PAGE:
::::

Re: linux-next: Tree for Aug 1

From: Guenter Roeck
Date: Thu Aug 02 2018 - 12:04:26 EST


On 08/02/2018 04:35 AM, Ming Lei wrote:
On Thu, Aug 2, 2018 at 12:58 PM, Guenter Roeck <linux@xxxxxxxxxxxx> wrote:
On 08/01/2018 05:03 PM, James Bottomley wrote:

On Thu, 2018-08-02 at 07:57 +0800, Ming Lei wrote:

On Thu, Aug 2, 2018 at 7:47 AM, Guenter Roeck <linux@xxxxxxxxxxxx>
wrote:

On Wed, Aug 01, 2018 at 03:52:45PM -0700, James Bottomley wrote:

On Wed, 2018-08-01 at 15:48 -0700, Guenter Roeck wrote:

On Wed, Aug 01, 2018 at 05:58:52PM +1000, Stephen Rothwell
wrote:

Hi all,

Changes since 20180731:

The pci tree gained a conflict against the pci-current tree.

::::

Give a two-sentence summary of the page.

EXCERPTED RECORDS:
::::

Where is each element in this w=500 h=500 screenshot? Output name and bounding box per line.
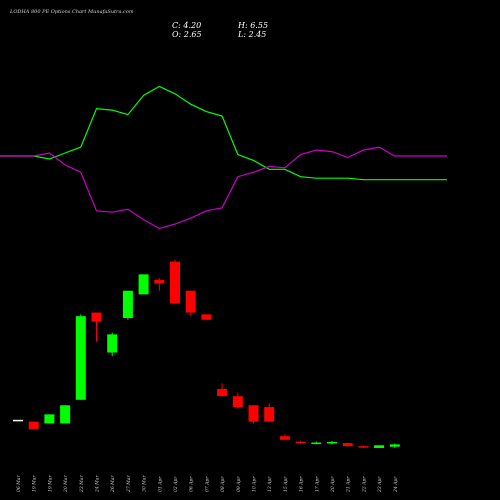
candle-body <box>232 396 243 408</box>
close-value: C: 4.20 <box>172 21 201 30</box>
candle-body <box>311 442 322 445</box>
x-tick-label: 15 Apr <box>283 476 289 492</box>
x-tick-label: 23 Mar <box>79 475 85 493</box>
open-value: O: 2.65 <box>172 30 202 39</box>
x-tick-label: 21 Apr <box>346 476 352 493</box>
candle <box>295 440 306 444</box>
candle <box>91 312 102 342</box>
candle <box>358 445 369 448</box>
candle <box>232 392 243 409</box>
candle-body <box>107 334 118 353</box>
candle <box>28 421 39 429</box>
candle-body <box>389 444 400 447</box>
candle-body <box>327 442 337 444</box>
x-tick-label: 07 Apr <box>204 476 210 492</box>
candle-body <box>170 261 180 304</box>
candle <box>264 403 275 422</box>
candle-body <box>374 445 385 448</box>
candle-body <box>122 290 133 318</box>
candle <box>107 332 118 357</box>
candle-body <box>279 436 290 440</box>
x-tick-label: 26 Mar <box>110 475 116 493</box>
x-tick-label: 22 Apr <box>361 476 367 493</box>
candle <box>311 441 322 445</box>
candle <box>170 259 180 304</box>
candle-body <box>264 407 275 422</box>
candle <box>122 290 133 320</box>
candle <box>185 290 196 317</box>
candle-body <box>201 314 212 320</box>
candle-body <box>295 441 306 444</box>
x-tick-label: 08 Apr <box>220 476 226 492</box>
candle-body <box>248 405 259 422</box>
candle-layer <box>13 259 400 448</box>
x-tick-label: 06 Apr <box>189 476 195 492</box>
candle-body <box>154 279 165 284</box>
candle-body <box>28 421 39 429</box>
x-tick-label: 27 Mar <box>126 475 132 493</box>
candle <box>279 434 290 440</box>
candle-body <box>185 290 196 313</box>
candle <box>13 419 23 422</box>
candle-body <box>138 274 149 295</box>
high-value: H: 6.55 <box>237 21 268 30</box>
indicator-band-layer <box>0 85 447 230</box>
x-axis: 06 Mar 19 Mar 19 Mar 20 Mar 23 Mar 24 Mar 26 M… <box>16 475 399 493</box>
x-tick-label: 01 Apr <box>157 476 163 492</box>
candle-body <box>44 414 55 424</box>
candle <box>75 314 86 400</box>
candle <box>44 414 55 424</box>
candle-body <box>75 316 86 400</box>
candle <box>154 278 165 291</box>
x-tick-label: 02 Apr <box>173 476 179 492</box>
x-tick-label: 20 Mar <box>63 475 69 493</box>
candle-body <box>358 446 369 448</box>
x-tick-label: 20 Apr <box>330 476 336 493</box>
candle <box>217 383 228 397</box>
x-tick-label: 24 Mar <box>95 475 101 493</box>
x-tick-label: 30 Mar <box>142 475 148 492</box>
candle-body <box>13 419 23 422</box>
candle <box>374 445 385 448</box>
x-tick-label: 24 Apr <box>393 476 399 493</box>
candle <box>342 442 353 447</box>
x-tick-label: 19 Mar <box>32 475 38 492</box>
candle <box>389 443 400 448</box>
candle <box>201 314 212 320</box>
x-tick-label: 06 Mar <box>16 475 22 492</box>
x-tick-label: 16 Apr <box>299 476 305 492</box>
x-tick-label: 09 Apr <box>236 476 242 492</box>
candle-body <box>342 443 353 447</box>
candle <box>327 440 337 445</box>
x-tick-label: 23 Apr <box>377 476 383 493</box>
candle-body <box>60 405 71 424</box>
x-tick-label: 19 Mar <box>47 475 53 492</box>
x-tick-label: 13 Apr <box>267 476 273 492</box>
chart-title: LODHA 800 PE Options Chart MunafaSutra.c… <box>9 9 134 15</box>
candle <box>60 405 71 424</box>
low-value: L: 2.45 <box>237 30 266 39</box>
x-tick-label: 17 Apr <box>314 476 320 492</box>
indicator-line-upper <box>0 85 447 181</box>
indicator-line-lower <box>0 146 447 230</box>
candle <box>138 274 149 295</box>
candle-body <box>217 388 228 397</box>
x-tick-label: 10 Apr <box>252 476 258 492</box>
candle <box>248 405 259 424</box>
candle-body <box>91 312 102 322</box>
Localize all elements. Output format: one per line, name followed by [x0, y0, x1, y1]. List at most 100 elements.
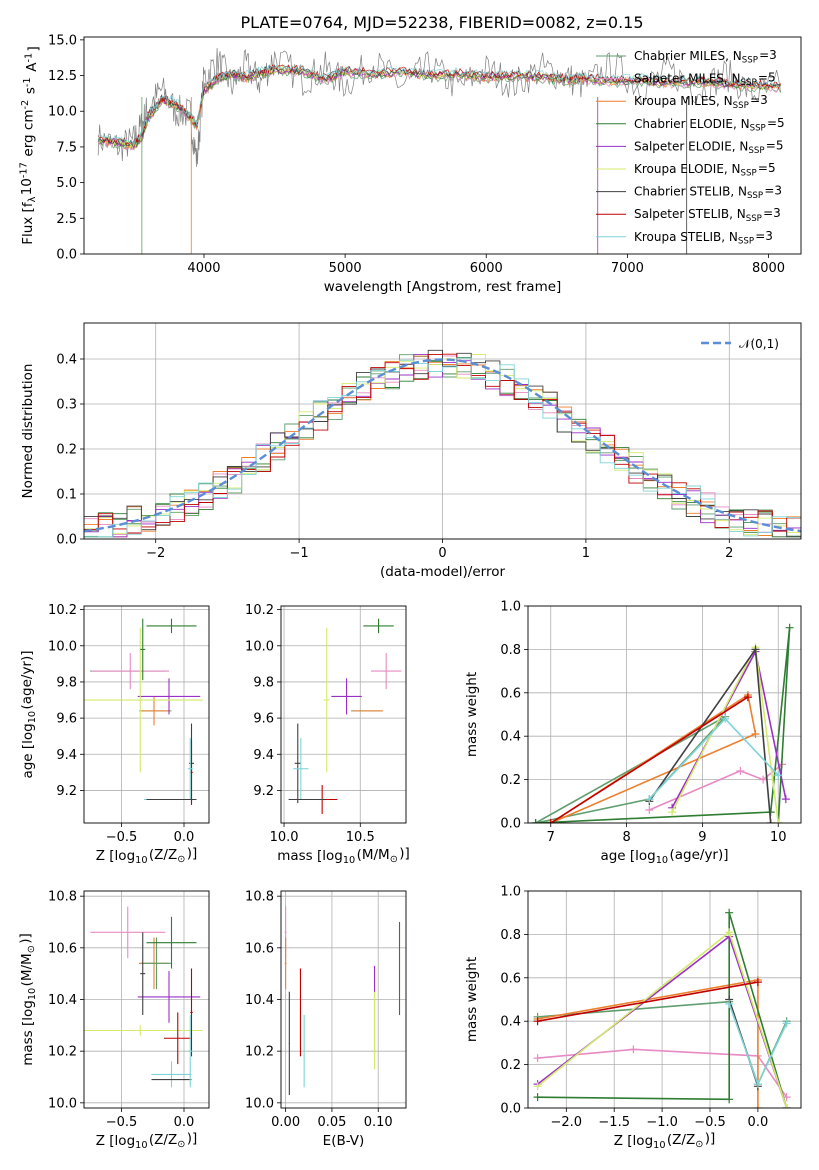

::::

SOLVED EXERCISE: The page is a reply from Guenter Roeck, dated Thu Aug 02 2018, under the subject "Re: linux-next: Tree for Aug 1," and it quotes earlier messages by Ming Lei, James Bottomley, and Stephen Rothwell. In the quoted message from Stephen Rothwell, the changes since 20180731 include the pci tree gaining a conflict against the pci-current tree.